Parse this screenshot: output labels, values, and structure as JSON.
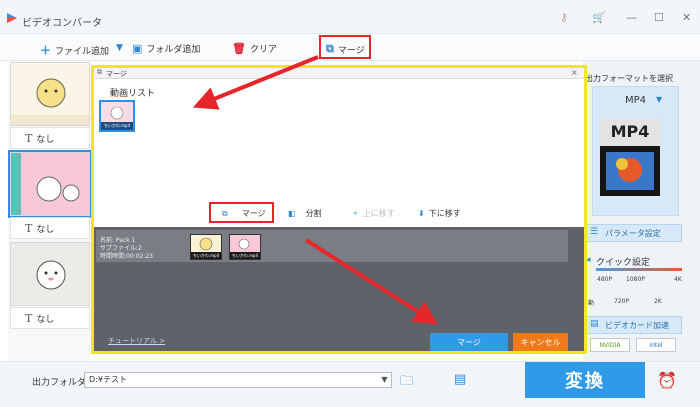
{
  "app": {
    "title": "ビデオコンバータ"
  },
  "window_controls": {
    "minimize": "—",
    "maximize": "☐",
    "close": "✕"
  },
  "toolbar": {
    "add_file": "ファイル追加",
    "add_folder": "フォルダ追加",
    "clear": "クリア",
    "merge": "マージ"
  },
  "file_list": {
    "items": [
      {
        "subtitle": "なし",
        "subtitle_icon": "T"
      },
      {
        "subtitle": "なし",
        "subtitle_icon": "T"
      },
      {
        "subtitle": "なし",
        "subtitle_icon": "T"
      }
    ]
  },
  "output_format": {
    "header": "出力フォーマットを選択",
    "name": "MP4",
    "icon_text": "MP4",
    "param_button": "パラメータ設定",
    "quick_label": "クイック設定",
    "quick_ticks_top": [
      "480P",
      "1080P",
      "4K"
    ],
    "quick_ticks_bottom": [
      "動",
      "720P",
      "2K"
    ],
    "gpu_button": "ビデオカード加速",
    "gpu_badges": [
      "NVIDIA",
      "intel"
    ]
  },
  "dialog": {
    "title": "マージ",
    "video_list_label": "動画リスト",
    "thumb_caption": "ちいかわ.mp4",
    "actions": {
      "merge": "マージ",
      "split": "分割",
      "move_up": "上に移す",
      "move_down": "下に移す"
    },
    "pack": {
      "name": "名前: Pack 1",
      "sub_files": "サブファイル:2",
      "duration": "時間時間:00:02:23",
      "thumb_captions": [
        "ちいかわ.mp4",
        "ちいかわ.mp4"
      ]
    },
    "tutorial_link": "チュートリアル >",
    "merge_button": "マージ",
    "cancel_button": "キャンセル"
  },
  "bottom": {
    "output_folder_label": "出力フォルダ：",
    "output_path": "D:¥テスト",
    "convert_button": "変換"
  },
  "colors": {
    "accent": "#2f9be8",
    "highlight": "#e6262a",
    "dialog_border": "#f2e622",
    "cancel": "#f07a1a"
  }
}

» Given problem
Set down the lines of the records above exactly, apart from the pictures.

» Written response
Parse this screenshot: output labels, values, and structure as JSON.
{
  "app": {
    "title": "ビデオコンバータ"
  },
  "window_controls": {
    "minimize": "—",
    "maximize": "☐",
    "close": "✕"
  },
  "toolbar": {
    "add_file": "ファイル追加",
    "add_folder": "フォルダ追加",
    "clear": "クリア",
    "merge": "マージ"
  },
  "file_list": {
    "items": [
      {
        "subtitle": "なし",
        "subtitle_icon": "T"
      },
      {
        "subtitle": "なし",
        "subtitle_icon": "T"
      },
      {
        "subtitle": "なし",
        "subtitle_icon": "T"
      }
    ]
  },
  "output_format": {
    "header": "出力フォーマットを選択",
    "name": "MP4",
    "icon_text": "MP4",
    "param_button": "パラメータ設定",
    "quick_label": "クイック設定",
    "quick_ticks_top": [
      "480P",
      "1080P",
      "4K"
    ],
    "quick_ticks_bottom": [
      "動",
      "720P",
      "2K"
    ],
    "gpu_button": "ビデオカード加速",
    "gpu_badges": [
      "NVIDIA",
      "intel"
    ]
  },
  "dialog": {
    "title": "マージ",
    "video_list_label": "動画リスト",
    "thumb_caption": "ちいかわ.mp4",
    "actions": {
      "merge": "マージ",
      "split": "分割",
      "move_up": "上に移す",
      "move_down": "下に移す"
    },
    "pack": {
      "name": "名前: Pack 1",
      "sub_files": "サブファイル:2",
      "duration": "時間時間:00:02:23",
      "thumb_captions": [
        "ちいかわ.mp4",
        "ちいかわ.mp4"
      ]
    },
    "tutorial_link": "チュートリアル >",
    "merge_button": "マージ",
    "cancel_button": "キャンセル"
  },
  "bottom": {
    "output_folder_label": "出力フォルダ：",
    "output_path": "D:¥テスト",
    "convert_button": "変換"
  },
  "colors": {
    "accent": "#2f9be8",
    "highlight": "#e6262a",
    "dialog_border": "#f2e622",
    "cancel": "#f07a1a"
  }
}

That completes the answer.